• [The request] Please output the records below in full, exactly as given, but without the images.

╭──

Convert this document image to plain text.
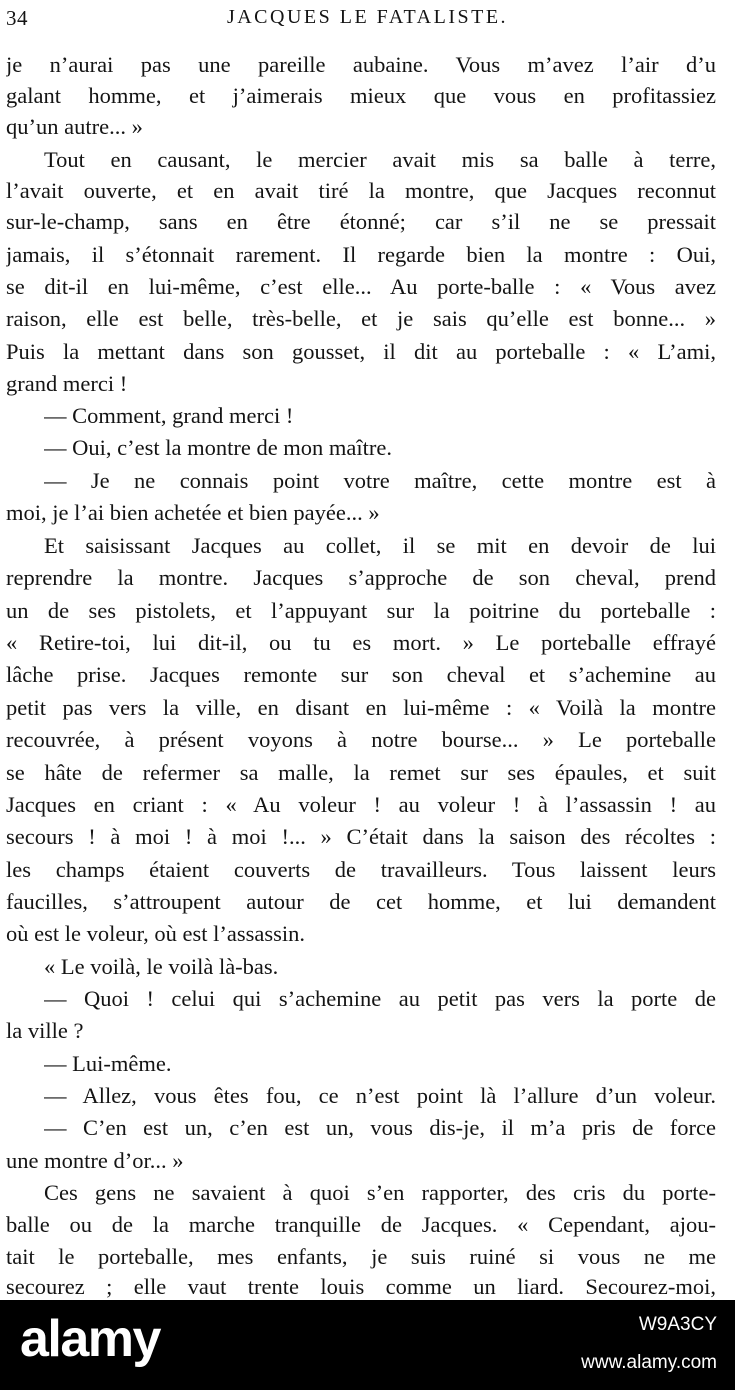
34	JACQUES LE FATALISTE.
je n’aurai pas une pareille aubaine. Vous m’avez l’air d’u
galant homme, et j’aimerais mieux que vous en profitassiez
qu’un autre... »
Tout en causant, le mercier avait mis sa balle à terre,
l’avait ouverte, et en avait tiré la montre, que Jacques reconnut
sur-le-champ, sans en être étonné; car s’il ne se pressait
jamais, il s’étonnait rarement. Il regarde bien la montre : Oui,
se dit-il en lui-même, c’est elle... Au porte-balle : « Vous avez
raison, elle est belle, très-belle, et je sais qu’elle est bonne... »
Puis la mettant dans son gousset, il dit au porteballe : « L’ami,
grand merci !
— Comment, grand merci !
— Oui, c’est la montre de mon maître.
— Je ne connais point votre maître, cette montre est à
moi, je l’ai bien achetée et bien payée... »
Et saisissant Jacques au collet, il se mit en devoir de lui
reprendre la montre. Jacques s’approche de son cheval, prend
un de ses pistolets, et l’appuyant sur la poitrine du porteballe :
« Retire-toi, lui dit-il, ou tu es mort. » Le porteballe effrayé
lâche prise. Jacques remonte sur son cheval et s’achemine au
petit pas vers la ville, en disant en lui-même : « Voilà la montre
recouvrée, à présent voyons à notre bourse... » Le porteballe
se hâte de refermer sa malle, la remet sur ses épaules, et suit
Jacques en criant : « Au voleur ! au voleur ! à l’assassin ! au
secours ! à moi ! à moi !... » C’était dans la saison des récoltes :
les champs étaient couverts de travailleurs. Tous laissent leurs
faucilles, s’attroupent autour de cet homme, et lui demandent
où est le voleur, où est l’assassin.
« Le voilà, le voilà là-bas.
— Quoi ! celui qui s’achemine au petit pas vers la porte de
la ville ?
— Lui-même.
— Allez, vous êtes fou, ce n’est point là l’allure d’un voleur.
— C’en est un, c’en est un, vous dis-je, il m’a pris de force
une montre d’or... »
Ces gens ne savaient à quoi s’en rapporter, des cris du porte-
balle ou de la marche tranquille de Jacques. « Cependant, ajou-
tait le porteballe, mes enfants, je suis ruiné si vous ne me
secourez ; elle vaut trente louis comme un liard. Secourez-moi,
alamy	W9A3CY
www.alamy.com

╰──

• [The result]
Convert this document image to plain text.
34	JACQUES LE FATALISTE.
je n’aurai pas une pareille aubaine. Vous m’avez l’air d’u
galant homme, et j’aimerais mieux que vous en profitassiez
qu’un autre... »
Tout en causant, le mercier avait mis sa balle à terre,
l’avait ouverte, et en avait tiré la montre, que Jacques reconnut
sur-le-champ, sans en être étonné; car s’il ne se pressait
jamais, il s’étonnait rarement. Il regarde bien la montre : Oui,
se dit-il en lui-même, c’est elle... Au porte-balle : « Vous avez
raison, elle est belle, très-belle, et je sais qu’elle est bonne... »
Puis la mettant dans son gousset, il dit au porteballe : « L’ami,
grand merci !
— Comment, grand merci !
— Oui, c’est la montre de mon maître.
— Je ne connais point votre maître, cette montre est à
moi, je l’ai bien achetée et bien payée... »
Et saisissant Jacques au collet, il se mit en devoir de lui
reprendre la montre. Jacques s’approche de son cheval, prend
un de ses pistolets, et l’appuyant sur la poitrine du porteballe :
« Retire-toi, lui dit-il, ou tu es mort. » Le porteballe effrayé
lâche prise. Jacques remonte sur son cheval et s’achemine au
petit pas vers la ville, en disant en lui-même : « Voilà la montre
recouvrée, à présent voyons à notre bourse... » Le porteballe
se hâte de refermer sa malle, la remet sur ses épaules, et suit
Jacques en criant : « Au voleur ! au voleur ! à l’assassin ! au
secours ! à moi ! à moi !... » C’était dans la saison des récoltes :
les champs étaient couverts de travailleurs. Tous laissent leurs
faucilles, s’attroupent autour de cet homme, et lui demandent
où est le voleur, où est l’assassin.
« Le voilà, le voilà là-bas.
— Quoi ! celui qui s’achemine au petit pas vers la porte de
la ville ?
— Lui-même.
— Allez, vous êtes fou, ce n’est point là l’allure d’un voleur.
— C’en est un, c’en est un, vous dis-je, il m’a pris de force
une montre d’or... »
Ces gens ne savaient à quoi s’en rapporter, des cris du porte-
balle ou de la marche tranquille de Jacques. « Cependant, ajou-
tait le porteballe, mes enfants, je suis ruiné si vous ne me
secourez ; elle vaut trente louis comme un liard. Secourez-moi,
alamy	W9A3CY
www.alamy.com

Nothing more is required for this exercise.